- _JOB_:
Each line that includes "Holland" counts once; give the total and nothing besides.

--*--

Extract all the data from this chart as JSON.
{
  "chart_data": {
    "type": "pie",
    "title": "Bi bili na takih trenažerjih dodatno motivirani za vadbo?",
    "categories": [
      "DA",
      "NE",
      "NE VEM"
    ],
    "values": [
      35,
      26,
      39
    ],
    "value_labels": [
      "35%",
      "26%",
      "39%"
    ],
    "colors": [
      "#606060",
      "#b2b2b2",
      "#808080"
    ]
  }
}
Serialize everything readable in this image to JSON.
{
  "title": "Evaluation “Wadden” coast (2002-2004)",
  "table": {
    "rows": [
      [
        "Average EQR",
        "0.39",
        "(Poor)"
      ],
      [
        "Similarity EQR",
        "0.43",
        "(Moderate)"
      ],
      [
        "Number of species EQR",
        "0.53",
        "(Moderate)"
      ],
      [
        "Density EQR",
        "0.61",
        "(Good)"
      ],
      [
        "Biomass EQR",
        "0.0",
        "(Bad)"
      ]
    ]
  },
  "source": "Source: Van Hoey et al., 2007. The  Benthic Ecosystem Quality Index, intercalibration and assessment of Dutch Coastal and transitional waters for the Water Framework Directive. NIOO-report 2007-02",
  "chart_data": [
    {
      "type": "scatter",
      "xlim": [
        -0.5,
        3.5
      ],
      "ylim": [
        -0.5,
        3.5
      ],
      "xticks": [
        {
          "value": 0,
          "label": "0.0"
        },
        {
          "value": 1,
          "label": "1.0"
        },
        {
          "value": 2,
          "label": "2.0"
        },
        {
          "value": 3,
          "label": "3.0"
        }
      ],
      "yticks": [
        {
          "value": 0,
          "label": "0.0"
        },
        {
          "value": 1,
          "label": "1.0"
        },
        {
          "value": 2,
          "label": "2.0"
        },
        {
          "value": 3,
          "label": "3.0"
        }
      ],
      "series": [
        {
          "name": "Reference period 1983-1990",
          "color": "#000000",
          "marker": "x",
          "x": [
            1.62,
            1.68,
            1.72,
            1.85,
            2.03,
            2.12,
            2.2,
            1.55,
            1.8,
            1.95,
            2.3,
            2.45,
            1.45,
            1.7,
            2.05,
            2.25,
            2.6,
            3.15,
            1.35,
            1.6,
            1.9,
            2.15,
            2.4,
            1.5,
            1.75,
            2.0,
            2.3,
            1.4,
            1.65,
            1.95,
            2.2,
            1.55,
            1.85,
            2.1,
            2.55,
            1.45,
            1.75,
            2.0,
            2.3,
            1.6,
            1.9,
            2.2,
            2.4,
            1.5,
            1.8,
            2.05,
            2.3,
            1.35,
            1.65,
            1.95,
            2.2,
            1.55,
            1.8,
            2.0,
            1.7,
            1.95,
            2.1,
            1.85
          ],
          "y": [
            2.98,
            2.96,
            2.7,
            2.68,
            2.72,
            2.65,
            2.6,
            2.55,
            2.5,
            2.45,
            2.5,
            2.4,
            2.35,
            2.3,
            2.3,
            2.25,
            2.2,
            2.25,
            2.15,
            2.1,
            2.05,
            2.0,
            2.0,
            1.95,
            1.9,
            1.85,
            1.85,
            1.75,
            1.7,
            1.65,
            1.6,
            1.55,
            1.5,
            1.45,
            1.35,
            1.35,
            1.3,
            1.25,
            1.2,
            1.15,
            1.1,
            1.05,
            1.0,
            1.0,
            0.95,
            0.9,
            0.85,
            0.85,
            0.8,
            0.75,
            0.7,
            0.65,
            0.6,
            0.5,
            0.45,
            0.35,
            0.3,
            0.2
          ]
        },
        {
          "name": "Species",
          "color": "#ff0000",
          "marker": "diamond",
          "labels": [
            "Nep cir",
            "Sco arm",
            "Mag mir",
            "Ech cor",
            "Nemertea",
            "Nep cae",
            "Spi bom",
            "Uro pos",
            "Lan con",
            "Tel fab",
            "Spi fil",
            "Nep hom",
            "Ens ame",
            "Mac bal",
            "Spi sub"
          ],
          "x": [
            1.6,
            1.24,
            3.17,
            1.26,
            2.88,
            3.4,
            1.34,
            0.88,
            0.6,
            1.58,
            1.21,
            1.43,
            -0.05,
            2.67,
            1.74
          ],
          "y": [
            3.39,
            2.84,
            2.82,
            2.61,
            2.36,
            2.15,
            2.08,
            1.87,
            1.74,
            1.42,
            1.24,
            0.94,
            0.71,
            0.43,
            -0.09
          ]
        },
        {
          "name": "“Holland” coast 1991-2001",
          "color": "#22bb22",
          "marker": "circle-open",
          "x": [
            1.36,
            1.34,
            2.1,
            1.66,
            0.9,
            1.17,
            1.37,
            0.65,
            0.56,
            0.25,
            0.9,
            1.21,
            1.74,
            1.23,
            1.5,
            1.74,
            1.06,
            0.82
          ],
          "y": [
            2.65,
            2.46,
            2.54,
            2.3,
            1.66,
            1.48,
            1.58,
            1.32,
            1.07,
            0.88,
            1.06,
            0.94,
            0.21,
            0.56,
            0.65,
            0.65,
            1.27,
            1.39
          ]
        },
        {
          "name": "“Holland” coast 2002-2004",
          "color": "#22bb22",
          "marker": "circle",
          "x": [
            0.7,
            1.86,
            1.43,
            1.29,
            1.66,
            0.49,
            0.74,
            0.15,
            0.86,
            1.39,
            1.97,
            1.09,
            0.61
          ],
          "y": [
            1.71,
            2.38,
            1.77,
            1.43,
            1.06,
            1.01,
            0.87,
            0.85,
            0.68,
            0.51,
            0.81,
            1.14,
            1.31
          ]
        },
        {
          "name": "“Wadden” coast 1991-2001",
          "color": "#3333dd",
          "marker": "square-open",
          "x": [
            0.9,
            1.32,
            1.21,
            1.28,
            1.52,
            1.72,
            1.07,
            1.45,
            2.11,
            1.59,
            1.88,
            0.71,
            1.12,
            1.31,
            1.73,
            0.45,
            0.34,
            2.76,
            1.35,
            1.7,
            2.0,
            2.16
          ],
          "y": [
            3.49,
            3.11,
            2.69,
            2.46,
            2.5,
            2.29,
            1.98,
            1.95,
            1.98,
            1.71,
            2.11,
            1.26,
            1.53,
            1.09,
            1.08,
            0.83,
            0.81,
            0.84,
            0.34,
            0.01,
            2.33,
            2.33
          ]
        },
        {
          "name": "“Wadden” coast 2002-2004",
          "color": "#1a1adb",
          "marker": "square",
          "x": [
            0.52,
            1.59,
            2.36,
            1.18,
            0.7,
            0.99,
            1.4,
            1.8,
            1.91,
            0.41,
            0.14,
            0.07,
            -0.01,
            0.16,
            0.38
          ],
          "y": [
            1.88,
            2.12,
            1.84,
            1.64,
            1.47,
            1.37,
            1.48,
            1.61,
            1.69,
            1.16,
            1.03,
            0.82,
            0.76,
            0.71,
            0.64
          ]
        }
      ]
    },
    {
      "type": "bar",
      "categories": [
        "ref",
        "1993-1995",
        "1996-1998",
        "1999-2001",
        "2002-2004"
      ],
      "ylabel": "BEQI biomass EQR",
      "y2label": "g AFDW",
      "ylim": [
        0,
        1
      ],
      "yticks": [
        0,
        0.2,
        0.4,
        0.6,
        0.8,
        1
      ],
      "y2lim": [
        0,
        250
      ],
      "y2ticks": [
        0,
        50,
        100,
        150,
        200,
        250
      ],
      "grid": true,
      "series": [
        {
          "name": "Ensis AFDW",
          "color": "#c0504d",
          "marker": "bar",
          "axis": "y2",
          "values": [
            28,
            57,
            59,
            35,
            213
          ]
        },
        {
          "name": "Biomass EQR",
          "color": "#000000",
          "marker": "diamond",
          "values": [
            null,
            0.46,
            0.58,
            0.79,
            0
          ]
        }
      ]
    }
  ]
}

--*--

- _EXERCISE SOLUTION_:
2